Stored data entries
▶

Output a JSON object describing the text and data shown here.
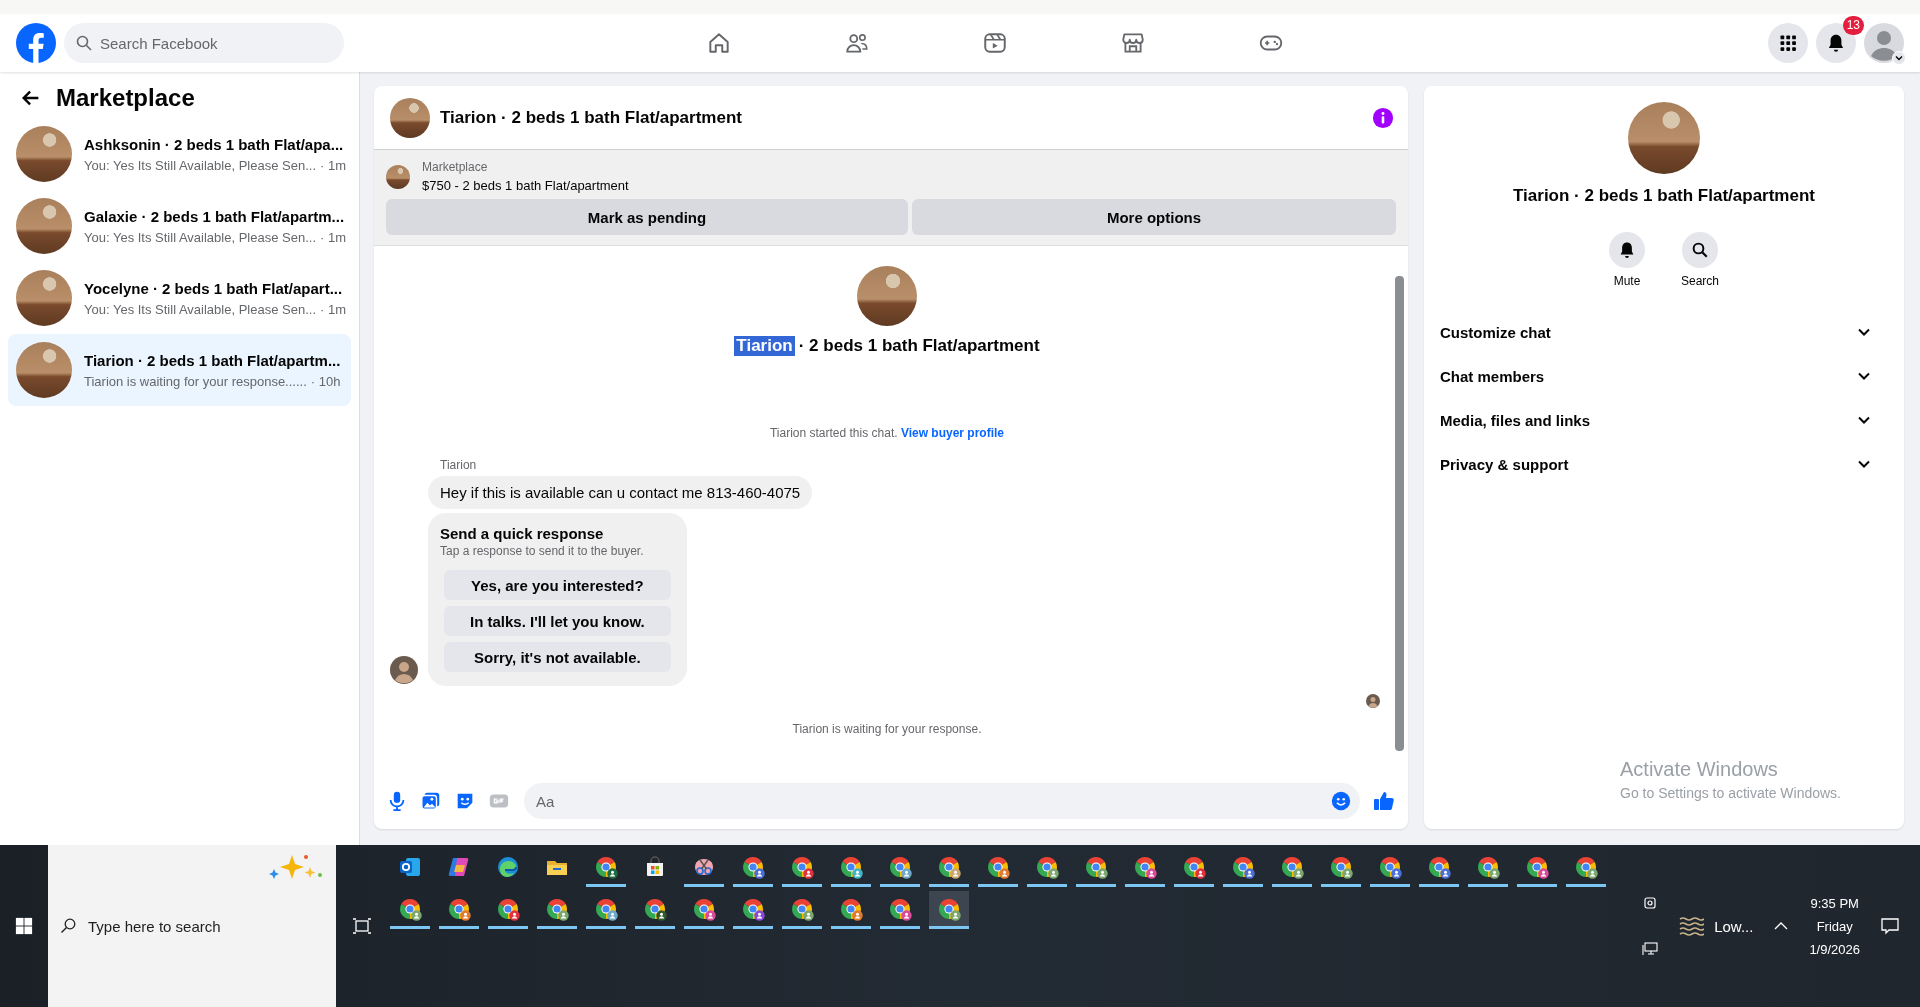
{
  "top_bar": {
    "search_placeholder": "Search Facebook",
    "notification_count": "13"
  },
  "sidebar": {
    "title": "Marketplace",
    "conversations": [
      {
        "title": "Ashksonin · 2 beds 1 bath Flat/apa...",
        "snippet": "You: Yes Its Still Available, Please Sen...",
        "time": "· 1m",
        "selected": false
      },
      {
        "title": "Galaxie · 2 beds 1 bath Flat/apartm...",
        "snippet": "You: Yes Its Still Available, Please Sen...",
        "time": "· 1m",
        "selected": false
      },
      {
        "title": "Yocelyne · 2 beds 1 bath Flat/apart...",
        "snippet": "You: Yes Its Still Available, Please Sen...",
        "time": "· 1m",
        "selected": false
      },
      {
        "title": "Tiarion · 2 beds 1 bath Flat/apartm...",
        "snippet": "Tiarion is waiting for your response......",
        "time": "· 10h",
        "selected": true
      }
    ]
  },
  "chat": {
    "title": "Tiarion · 2 beds 1 bath Flat/apartment",
    "listing": {
      "label": "Marketplace",
      "price_title": "$750 - 2 beds 1 bath Flat/apartment",
      "actions": [
        "Mark as pending",
        "More options"
      ]
    },
    "intro": {
      "name": "Tiarion",
      "name_highlighted": true,
      "rest": "· 2 beds 1 bath Flat/apartment"
    },
    "started_note": "Tiarion started this chat.",
    "profile_link": "View buyer profile",
    "sender": "Tiarion",
    "message": "Hey if this is available can u contact me 813-460-4075",
    "quick_response": {
      "title": "Send a quick response",
      "hint": "Tap a response to send it to the buyer.",
      "options": [
        "Yes, are you interested?",
        "In talks. I'll let you know.",
        "Sorry, it's not available."
      ]
    },
    "status": "Tiarion is waiting for your response.",
    "composer_placeholder": "Aa"
  },
  "details": {
    "title": "Tiarion · 2 beds 1 bath Flat/apartment",
    "actions": [
      {
        "kind": "mute",
        "label": "Mute"
      },
      {
        "kind": "search",
        "label": "Search"
      }
    ],
    "sections": [
      {
        "label": "Customize chat",
        "expanded": false
      },
      {
        "label": "Chat members",
        "expanded": false
      },
      {
        "label": "Media, files and links",
        "expanded": false
      },
      {
        "label": "Privacy & support",
        "expanded": false
      }
    ]
  },
  "os_notice": {
    "title": "Activate Windows",
    "hint": "Go to Settings to activate Windows."
  },
  "taskbar": {
    "search_placeholder": "Type here to search",
    "apps": [
      {
        "kind": "outlook",
        "running": false,
        "selected": false
      },
      {
        "kind": "copilot",
        "running": false,
        "selected": false
      },
      {
        "kind": "edge",
        "running": false,
        "selected": false
      },
      {
        "kind": "files",
        "running": false,
        "selected": false
      },
      {
        "kind": "chrome",
        "color": "#1e6b40",
        "running": true,
        "selected": false
      },
      {
        "kind": "store",
        "running": false,
        "selected": false
      },
      {
        "kind": "snip",
        "running": true,
        "selected": false
      },
      {
        "kind": "chrome",
        "color": "#4a6fd8",
        "running": true,
        "selected": false
      },
      {
        "kind": "chrome",
        "color": "#e0323c",
        "running": true,
        "selected": false
      },
      {
        "kind": "chrome",
        "color": "#3fb6c8",
        "running": true,
        "selected": false
      },
      {
        "kind": "chrome",
        "color": "#6ea8c8",
        "running": true,
        "selected": false
      },
      {
        "kind": "chrome",
        "color": "#c8a86e",
        "running": true,
        "selected": false
      },
      {
        "kind": "chrome",
        "color": "#e07a30",
        "running": true,
        "selected": false
      },
      {
        "kind": "chrome",
        "color": "#7aa86e",
        "running": true,
        "selected": false
      },
      {
        "kind": "chrome",
        "color": "#7aa86e",
        "running": true,
        "selected": false
      },
      {
        "kind": "chrome",
        "color": "#d84a9a",
        "running": true,
        "selected": false
      },
      {
        "kind": "chrome",
        "color": "#e0323c",
        "running": true,
        "selected": false
      },
      {
        "kind": "chrome",
        "color": "#4a6fd8",
        "running": true,
        "selected": false
      },
      {
        "kind": "chrome",
        "color": "#7aa86e",
        "running": true,
        "selected": false
      },
      {
        "kind": "chrome",
        "color": "#7aa86e",
        "running": true,
        "selected": false
      },
      {
        "kind": "chrome",
        "color": "#4a6fd8",
        "running": true,
        "selected": false
      },
      {
        "kind": "chrome",
        "color": "#4a6fd8",
        "running": true,
        "selected": false
      },
      {
        "kind": "chrome",
        "color": "#7aa86e",
        "running": true,
        "selected": false
      },
      {
        "kind": "chrome",
        "color": "#d84a9a",
        "running": true,
        "selected": false
      },
      {
        "kind": "chrome",
        "color": "#7aa86e",
        "running": true,
        "selected": false
      },
      {
        "kind": "chrome",
        "color": "#7aa86e",
        "running": true,
        "selected": false
      },
      {
        "kind": "chrome",
        "color": "#e07a30",
        "running": true,
        "selected": false
      },
      {
        "kind": "chrome",
        "color": "#e0323c",
        "running": true,
        "selected": false
      },
      {
        "kind": "chrome",
        "color": "#7aa86e",
        "running": true,
        "selected": false
      },
      {
        "kind": "chrome",
        "color": "#6ea8c8",
        "running": true,
        "selected": false
      },
      {
        "kind": "chrome",
        "color": "#2f5a2f",
        "running": true,
        "selected": false
      },
      {
        "kind": "chrome",
        "color": "#d84a9a",
        "running": true,
        "selected": false
      },
      {
        "kind": "chrome",
        "color": "#8a4ad8",
        "running": true,
        "selected": false
      },
      {
        "kind": "chrome",
        "color": "#7aa86e",
        "running": true,
        "selected": false
      },
      {
        "kind": "chrome",
        "color": "#e07a30",
        "running": true,
        "selected": false
      },
      {
        "kind": "chrome",
        "color": "#d84a9a",
        "running": true,
        "selected": false
      },
      {
        "kind": "chrome",
        "color": "#7aa86e",
        "running": true,
        "selected": true
      }
    ],
    "weather": "Low...",
    "time": "9:35 PM",
    "day": "Friday",
    "date": "1/9/2026"
  }
}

◀

- _Your task_:
Every line of the data should be copied as it stands, without the images.

- _Solution to this task_:
Output a JSON object describing the text and data shown here.
{
  "top_bar": {
    "search_placeholder": "Search Facebook",
    "notification_count": "13"
  },
  "sidebar": {
    "title": "Marketplace",
    "conversations": [
      {
        "title": "Ashksonin · 2 beds 1 bath Flat/apa...",
        "snippet": "You: Yes Its Still Available, Please Sen...",
        "time": "· 1m",
        "selected": false
      },
      {
        "title": "Galaxie · 2 beds 1 bath Flat/apartm...",
        "snippet": "You: Yes Its Still Available, Please Sen...",
        "time": "· 1m",
        "selected": false
      },
      {
        "title": "Yocelyne · 2 beds 1 bath Flat/apart...",
        "snippet": "You: Yes Its Still Available, Please Sen...",
        "time": "· 1m",
        "selected": false
      },
      {
        "title": "Tiarion · 2 beds 1 bath Flat/apartm...",
        "snippet": "Tiarion is waiting for your response......",
        "time": "· 10h",
        "selected": true
      }
    ]
  },
  "chat": {
    "title": "Tiarion · 2 beds 1 bath Flat/apartment",
    "listing": {
      "label": "Marketplace",
      "price_title": "$750 - 2 beds 1 bath Flat/apartment",
      "actions": [
        "Mark as pending",
        "More options"
      ]
    },
    "intro": {
      "name": "Tiarion",
      "name_highlighted": true,
      "rest": "· 2 beds 1 bath Flat/apartment"
    },
    "started_note": "Tiarion started this chat.",
    "profile_link": "View buyer profile",
    "sender": "Tiarion",
    "message": "Hey if this is available can u contact me 813-460-4075",
    "quick_response": {
      "title": "Send a quick response",
      "hint": "Tap a response to send it to the buyer.",
      "options": [
        "Yes, are you interested?",
        "In talks. I'll let you know.",
        "Sorry, it's not available."
      ]
    },
    "status": "Tiarion is waiting for your response.",
    "composer_placeholder": "Aa"
  },
  "details": {
    "title": "Tiarion · 2 beds 1 bath Flat/apartment",
    "actions": [
      {
        "kind": "mute",
        "label": "Mute"
      },
      {
        "kind": "search",
        "label": "Search"
      }
    ],
    "sections": [
      {
        "label": "Customize chat",
        "expanded": false
      },
      {
        "label": "Chat members",
        "expanded": false
      },
      {
        "label": "Media, files and links",
        "expanded": false
      },
      {
        "label": "Privacy & support",
        "expanded": false
      }
    ]
  },
  "os_notice": {
    "title": "Activate Windows",
    "hint": "Go to Settings to activate Windows."
  },
  "taskbar": {
    "search_placeholder": "Type here to search",
    "apps": [
      {
        "kind": "outlook",
        "running": false,
        "selected": false
      },
      {
        "kind": "copilot",
        "running": false,
        "selected": false
      },
      {
        "kind": "edge",
        "running": false,
        "selected": false
      },
      {
        "kind": "files",
        "running": false,
        "selected": false
      },
      {
        "kind": "chrome",
        "color": "#1e6b40",
        "running": true,
        "selected": false
      },
      {
        "kind": "store",
        "running": false,
        "selected": false
      },
      {
        "kind": "snip",
        "running": true,
        "selected": false
      },
      {
        "kind": "chrome",
        "color": "#4a6fd8",
        "running": true,
        "selected": false
      },
      {
        "kind": "chrome",
        "color": "#e0323c",
        "running": true,
        "selected": false
      },
      {
        "kind": "chrome",
        "color": "#3fb6c8",
        "running": true,
        "selected": false
      },
      {
        "kind": "chrome",
        "color": "#6ea8c8",
        "running": true,
        "selected": false
      },
      {
        "kind": "chrome",
        "color": "#c8a86e",
        "running": true,
        "selected": false
      },
      {
        "kind": "chrome",
        "color": "#e07a30",
        "running": true,
        "selected": false
      },
      {
        "kind": "chrome",
        "color": "#7aa86e",
        "running": true,
        "selected": false
      },
      {
        "kind": "chrome",
        "color": "#7aa86e",
        "running": true,
        "selected": false
      },
      {
        "kind": "chrome",
        "color": "#d84a9a",
        "running": true,
        "selected": false
      },
      {
        "kind": "chrome",
        "color": "#e0323c",
        "running": true,
        "selected": false
      },
      {
        "kind": "chrome",
        "color": "#4a6fd8",
        "running": true,
        "selected": false
      },
      {
        "kind": "chrome",
        "color": "#7aa86e",
        "running": true,
        "selected": false
      },
      {
        "kind": "chrome",
        "color": "#7aa86e",
        "running": true,
        "selected": false
      },
      {
        "kind": "chrome",
        "color": "#4a6fd8",
        "running": true,
        "selected": false
      },
      {
        "kind": "chrome",
        "color": "#4a6fd8",
        "running": true,
        "selected": false
      },
      {
        "kind": "chrome",
        "color": "#7aa86e",
        "running": true,
        "selected": false
      },
      {
        "kind": "chrome",
        "color": "#d84a9a",
        "running": true,
        "selected": false
      },
      {
        "kind": "chrome",
        "color": "#7aa86e",
        "running": true,
        "selected": false
      },
      {
        "kind": "chrome",
        "color": "#7aa86e",
        "running": true,
        "selected": false
      },
      {
        "kind": "chrome",
        "color": "#e07a30",
        "running": true,
        "selected": false
      },
      {
        "kind": "chrome",
        "color": "#e0323c",
        "running": true,
        "selected": false
      },
      {
        "kind": "chrome",
        "color": "#7aa86e",
        "running": true,
        "selected": false
      },
      {
        "kind": "chrome",
        "color": "#6ea8c8",
        "running": true,
        "selected": false
      },
      {
        "kind": "chrome",
        "color": "#2f5a2f",
        "running": true,
        "selected": false
      },
      {
        "kind": "chrome",
        "color": "#d84a9a",
        "running": true,
        "selected": false
      },
      {
        "kind": "chrome",
        "color": "#8a4ad8",
        "running": true,
        "selected": false
      },
      {
        "kind": "chrome",
        "color": "#7aa86e",
        "running": true,
        "selected": false
      },
      {
        "kind": "chrome",
        "color": "#e07a30",
        "running": true,
        "selected": false
      },
      {
        "kind": "chrome",
        "color": "#d84a9a",
        "running": true,
        "selected": false
      },
      {
        "kind": "chrome",
        "color": "#7aa86e",
        "running": true,
        "selected": true
      }
    ],
    "weather": "Low...",
    "time": "9:35 PM",
    "day": "Friday",
    "date": "1/9/2026"
  }
}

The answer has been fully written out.